Goal of the exercise -
Your task is to transcribe the records exactly, skipping every image.

Records shown -
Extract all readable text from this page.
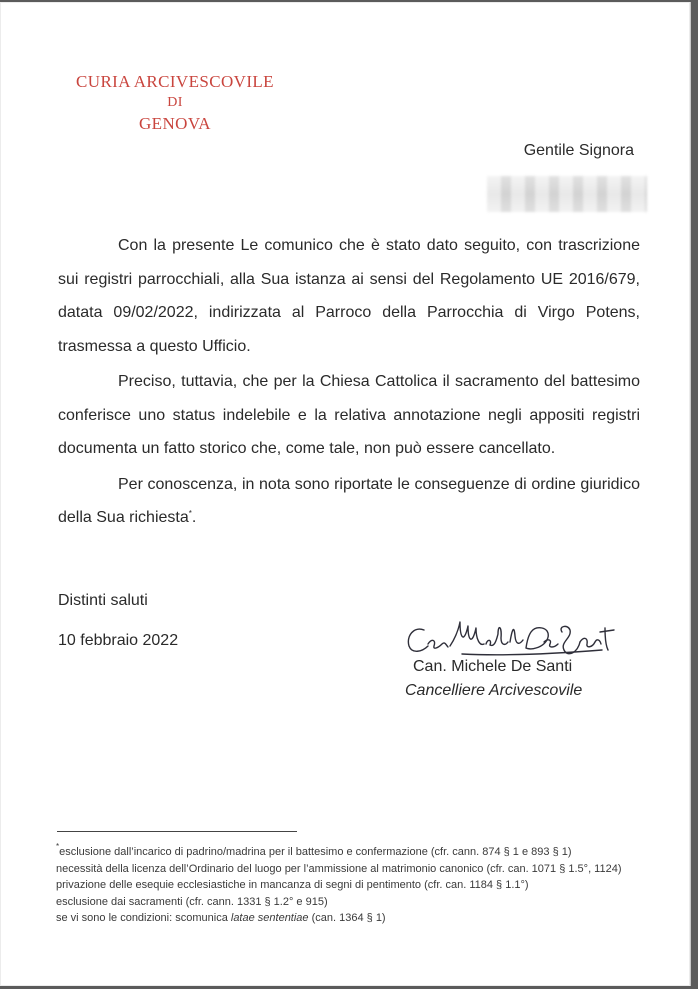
CURIA ARCIVESCOVILE
DI
GENOVA
Gentile Signora

Con la presente Le comunico che è stato dato seguito, con trascrizione sui registri parrocchiali, alla Sua istanza ai sensi del Regolamento UE 2016/679, datata 09/02/2022, indirizzata al Parroco della Parrocchia di Virgo Potens, trasmessa a questo Ufficio.

Preciso, tuttavia, che per la Chiesa Cattolica il sacramento del battesimo conferisce uno status indelebile e la relativa annotazione negli appositi registri documenta un fatto storico che, come tale, non può essere cancellato.

Per conoscenza, in nota sono riportate le conseguenze di ordine giuridico della Sua richiesta*.

Distinti saluti
10 febbraio 2022
Can. Michele De Santi
Cancelliere Arcivescovile
*esclusione dall’incarico di padrino/madrina per il battesimo e confermazione (cfr. cann. 874 § 1 e 893 § 1)
necessità della licenza dell’Ordinario del luogo per l’ammissione al matrimonio canonico (cfr. can. 1071 § 1.5°, 1124)
privazione delle esequie ecclesiastiche in mancanza di segni di pentimento (cfr. can. 1184 § 1.1°)
esclusione dai sacramenti (cfr. cann. 1331 § 1.2° e 915)
se vi sono le condizioni: scomunica latae sententiae (can. 1364 § 1)
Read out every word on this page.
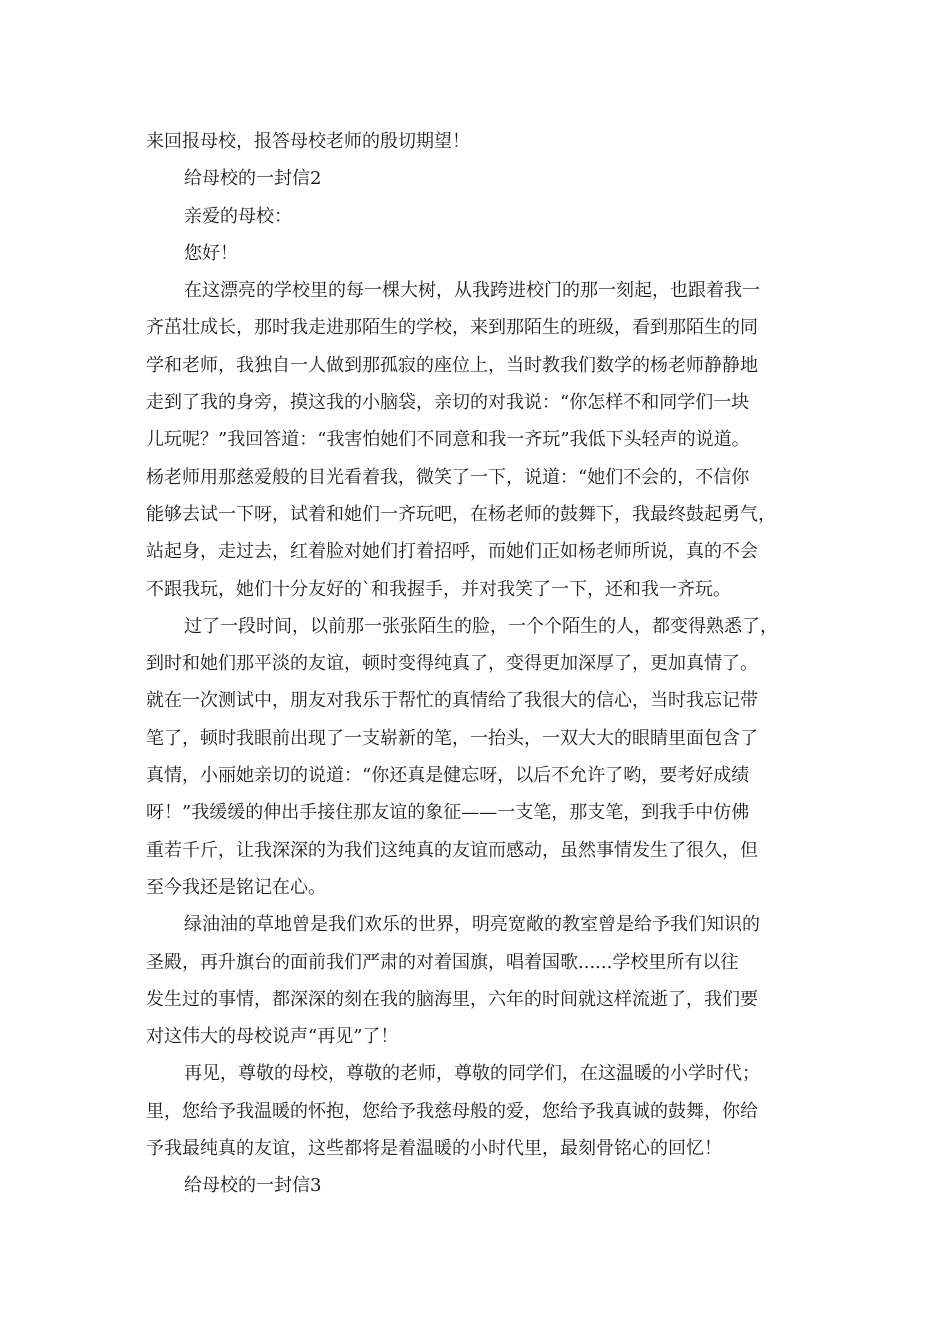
来回报母校，报答母校老师的殷切期望！
给母校的一封信2
亲爱的母校：
您好！
在这漂亮的学校里的每一棵大树，从我跨进校门的那一刻起，也跟着我一
齐茁壮成长，那时我走进那陌生的学校，来到那陌生的班级，看到那陌生的同
学和老师，我独自一人做到那孤寂的座位上，当时教我们数学的杨老师静静地
走到了我的身旁，摸这我的小脑袋，亲切的对我说：“你怎样不和同学们一块
儿玩呢？”我回答道：“我害怕她们不同意和我一齐玩”我低下头轻声的说道。
杨老师用那慈爱般的目光看着我，微笑了一下，说道：“她们不会的，不信你
能够去试一下呀，试着和她们一齐玩吧，在杨老师的鼓舞下，我最终鼓起勇气，
站起身，走过去，红着脸对她们打着招呼，而她们正如杨老师所说，真的不会
不跟我玩，她们十分友好的`和我握手，并对我笑了一下，还和我一齐玩。
过了一段时间，以前那一张张陌生的脸，一个个陌生的人，都变得熟悉了，
到时和她们那平淡的友谊，顿时变得纯真了，变得更加深厚了，更加真情了。
就在一次测试中，朋友对我乐于帮忙的真情给了我很大的信心，当时我忘记带
笔了，顿时我眼前出现了一支崭新的笔，一抬头，一双大大的眼睛里面包含了
真情，小丽她亲切的说道：“你还真是健忘呀，以后不允许了哟，要考好成绩
呀！”我缓缓的伸出手接住那友谊的象征——一支笔，那支笔，到我手中仿佛
重若千斤，让我深深的为我们这纯真的友谊而感动，虽然事情发生了很久，但
至今我还是铭记在心。
绿油油的草地曾是我们欢乐的世界，明亮宽敞的教室曾是给予我们知识的
圣殿，再升旗台的面前我们严肃的对着国旗，唱着国歌......学校里所有以往
发生过的事情，都深深的刻在我的脑海里，六年的时间就这样流逝了，我们要
对这伟大的母校说声“再见”了！
再见，尊敬的母校，尊敬的老师，尊敬的同学们，在这温暖的小学时代；
里，您给予我温暖的怀抱，您给予我慈母般的爱，您给予我真诚的鼓舞，你给
予我最纯真的友谊，这些都将是着温暖的小时代里，最刻骨铭心的回忆！
给母校的一封信3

The completed task -
Extract all readable text from this page.
CURIA ARCIVESCOVILE
DI
GENOVA
Gentile Signora

Con la presente Le comunico che è stato dato seguito, con trascrizione sui registri parrocchiali, alla Sua istanza ai sensi del Regolamento UE 2016/679, datata 09/02/2022, indirizzata al Parroco della Parrocchia di Virgo Potens, trasmessa a questo Ufficio.

Preciso, tuttavia, che per la Chiesa Cattolica il sacramento del battesimo conferisce uno status indelebile e la relativa annotazione negli appositi registri documenta un fatto storico che, come tale, non può essere cancellato.

Per conoscenza, in nota sono riportate le conseguenze di ordine giuridico della Sua richiesta*.

Distinti saluti
10 febbraio 2022
Can. Michele De Santi
Cancelliere Arcivescovile
*esclusione dall’incarico di padrino/madrina per il battesimo e confermazione (cfr. cann. 874 § 1 e 893 § 1)
necessità della licenza dell’Ordinario del luogo per l’ammissione al matrimonio canonico (cfr. can. 1071 § 1.5°, 1124)
privazione delle esequie ecclesiastiche in mancanza di segni di pentimento (cfr. can. 1184 § 1.1°)
esclusione dai sacramenti (cfr. cann. 1331 § 1.2° e 915)
se vi sono le condizioni: scomunica latae sententiae (can. 1364 § 1)
Read out every word on this page.
来回报母校，报答母校老师的殷切期望！
给母校的一封信2
亲爱的母校：
您好！
在这漂亮的学校里的每一棵大树，从我跨进校门的那一刻起，也跟着我一
齐茁壮成长，那时我走进那陌生的学校，来到那陌生的班级，看到那陌生的同
学和老师，我独自一人做到那孤寂的座位上，当时教我们数学的杨老师静静地
走到了我的身旁，摸这我的小脑袋，亲切的对我说：“你怎样不和同学们一块
儿玩呢？”我回答道：“我害怕她们不同意和我一齐玩”我低下头轻声的说道。
杨老师用那慈爱般的目光看着我，微笑了一下，说道：“她们不会的，不信你
能够去试一下呀，试着和她们一齐玩吧，在杨老师的鼓舞下，我最终鼓起勇气，
站起身，走过去，红着脸对她们打着招呼，而她们正如杨老师所说，真的不会
不跟我玩，她们十分友好的`和我握手，并对我笑了一下，还和我一齐玩。
过了一段时间，以前那一张张陌生的脸，一个个陌生的人，都变得熟悉了，
到时和她们那平淡的友谊，顿时变得纯真了，变得更加深厚了，更加真情了。
就在一次测试中，朋友对我乐于帮忙的真情给了我很大的信心，当时我忘记带
笔了，顿时我眼前出现了一支崭新的笔，一抬头，一双大大的眼睛里面包含了
真情，小丽她亲切的说道：“你还真是健忘呀，以后不允许了哟，要考好成绩
呀！”我缓缓的伸出手接住那友谊的象征——一支笔，那支笔，到我手中仿佛
重若千斤，让我深深的为我们这纯真的友谊而感动，虽然事情发生了很久，但
至今我还是铭记在心。
绿油油的草地曾是我们欢乐的世界，明亮宽敞的教室曾是给予我们知识的
圣殿，再升旗台的面前我们严肃的对着国旗，唱着国歌......学校里所有以往
发生过的事情，都深深的刻在我的脑海里，六年的时间就这样流逝了，我们要
对这伟大的母校说声“再见”了！
再见，尊敬的母校，尊敬的老师，尊敬的同学们，在这温暖的小学时代；
里，您给予我温暖的怀抱，您给予我慈母般的爱，您给予我真诚的鼓舞，你给
予我最纯真的友谊，这些都将是着温暖的小时代里，最刻骨铭心的回忆！
给母校的一封信3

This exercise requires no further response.